Records shown –
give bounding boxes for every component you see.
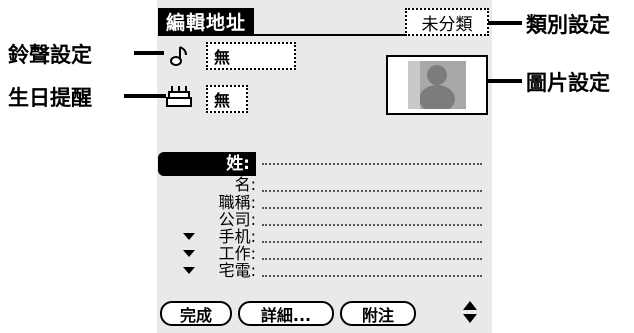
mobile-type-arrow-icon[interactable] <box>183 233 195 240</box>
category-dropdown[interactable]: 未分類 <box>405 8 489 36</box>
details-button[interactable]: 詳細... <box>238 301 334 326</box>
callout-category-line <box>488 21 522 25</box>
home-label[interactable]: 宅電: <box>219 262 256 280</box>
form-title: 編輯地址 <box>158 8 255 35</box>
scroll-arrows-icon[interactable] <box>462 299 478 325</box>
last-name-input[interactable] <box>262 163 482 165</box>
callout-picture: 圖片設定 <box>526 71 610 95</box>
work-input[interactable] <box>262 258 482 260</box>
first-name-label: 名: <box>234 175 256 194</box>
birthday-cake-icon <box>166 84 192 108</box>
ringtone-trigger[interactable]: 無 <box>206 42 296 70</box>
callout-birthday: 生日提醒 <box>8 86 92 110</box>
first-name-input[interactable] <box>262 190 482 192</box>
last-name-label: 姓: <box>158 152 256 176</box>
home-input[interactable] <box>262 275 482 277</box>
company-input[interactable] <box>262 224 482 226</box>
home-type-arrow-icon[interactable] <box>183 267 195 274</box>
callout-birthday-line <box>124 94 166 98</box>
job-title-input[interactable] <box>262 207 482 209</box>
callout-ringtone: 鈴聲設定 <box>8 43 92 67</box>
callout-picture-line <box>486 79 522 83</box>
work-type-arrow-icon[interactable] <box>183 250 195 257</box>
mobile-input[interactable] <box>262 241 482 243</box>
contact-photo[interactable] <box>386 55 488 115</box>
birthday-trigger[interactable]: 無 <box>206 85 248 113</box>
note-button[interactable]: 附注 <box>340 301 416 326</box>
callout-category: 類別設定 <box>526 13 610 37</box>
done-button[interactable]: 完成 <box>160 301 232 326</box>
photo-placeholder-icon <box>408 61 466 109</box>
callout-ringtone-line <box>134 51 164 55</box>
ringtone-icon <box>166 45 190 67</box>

Exercise brief –
Filter the listing above to the lines containing the string "home" and copy each of those lines in full.

Response to this task –
home-label[interactable]: 宅電: <box>219 262 256 280</box>
home-input[interactable] <box>262 275 482 277</box>
home-type-arrow-icon[interactable] <box>183 267 195 274</box>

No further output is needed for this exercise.